--- Start Data for this task ---
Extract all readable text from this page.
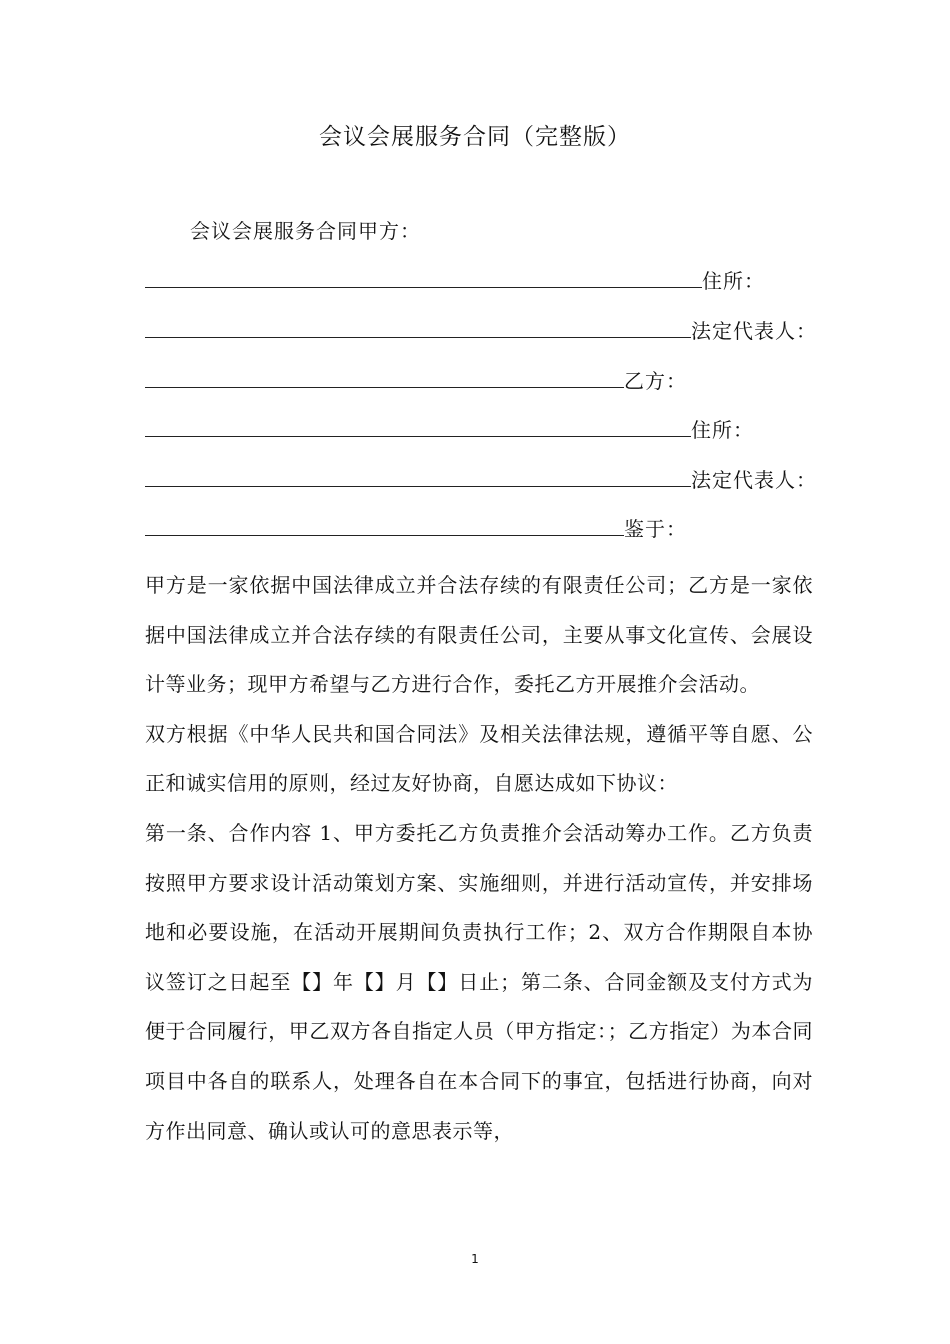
会议会展服务合同（完整版）
会议会展服务合同甲方：
住所：
法定代表人：
乙方：
住所：
法定代表人：
鉴于：

甲方是一家依据中国法律成立并合法存续的有限责任公司；乙方是一家依据中国法律成立并合法存续的有限责任公司，主要从事文化宣传、会展设计等业务；现甲方希望与乙方进行合作，委托乙方开展推介会活动。

双方根据《中华人民共和国合同法》及相关法律法规，遵循平等自愿、公正和诚实信用的原则，经过友好协商，自愿达成如下协议：

第一条、合作内容 1、甲方委托乙方负责推介会活动筹办工作。乙方负责按照甲方要求设计活动策划方案、实施细则，并进行活动宣传，并安排场地和必要设施，在活动开展期间负责执行工作；2、双方合作期限自本协议签订之日起至【】年【】月【】日止；第二条、合同金额及支付方式为便于合同履行，甲乙双方各自指定人员（甲方指定：；乙方指定）为本合同项目中各自的联系人，处理各自在本合同下的事宜，包括进行协商，向对方作出同意、确认或认可的意思表示等，

1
--- End Data for this task ---
Task to carry out:
All of the data above should be transcribed verbatim, with pictures omitted.

Response:
Extract all readable text from this page.
会议会展服务合同（完整版）
会议会展服务合同甲方：
住所：
法定代表人：
乙方：
住所：
法定代表人：
鉴于：

甲方是一家依据中国法律成立并合法存续的有限责任公司；乙方是一家依据中国法律成立并合法存续的有限责任公司，主要从事文化宣传、会展设计等业务；现甲方希望与乙方进行合作，委托乙方开展推介会活动。

双方根据《中华人民共和国合同法》及相关法律法规，遵循平等自愿、公正和诚实信用的原则，经过友好协商，自愿达成如下协议：

第一条、合作内容 1、甲方委托乙方负责推介会活动筹办工作。乙方负责按照甲方要求设计活动策划方案、实施细则，并进行活动宣传，并安排场地和必要设施，在活动开展期间负责执行工作；2、双方合作期限自本协议签订之日起至【】年【】月【】日止；第二条、合同金额及支付方式为便于合同履行，甲乙双方各自指定人员（甲方指定：；乙方指定）为本合同项目中各自的联系人，处理各自在本合同下的事宜，包括进行协商，向对方作出同意、确认或认可的意思表示等，

1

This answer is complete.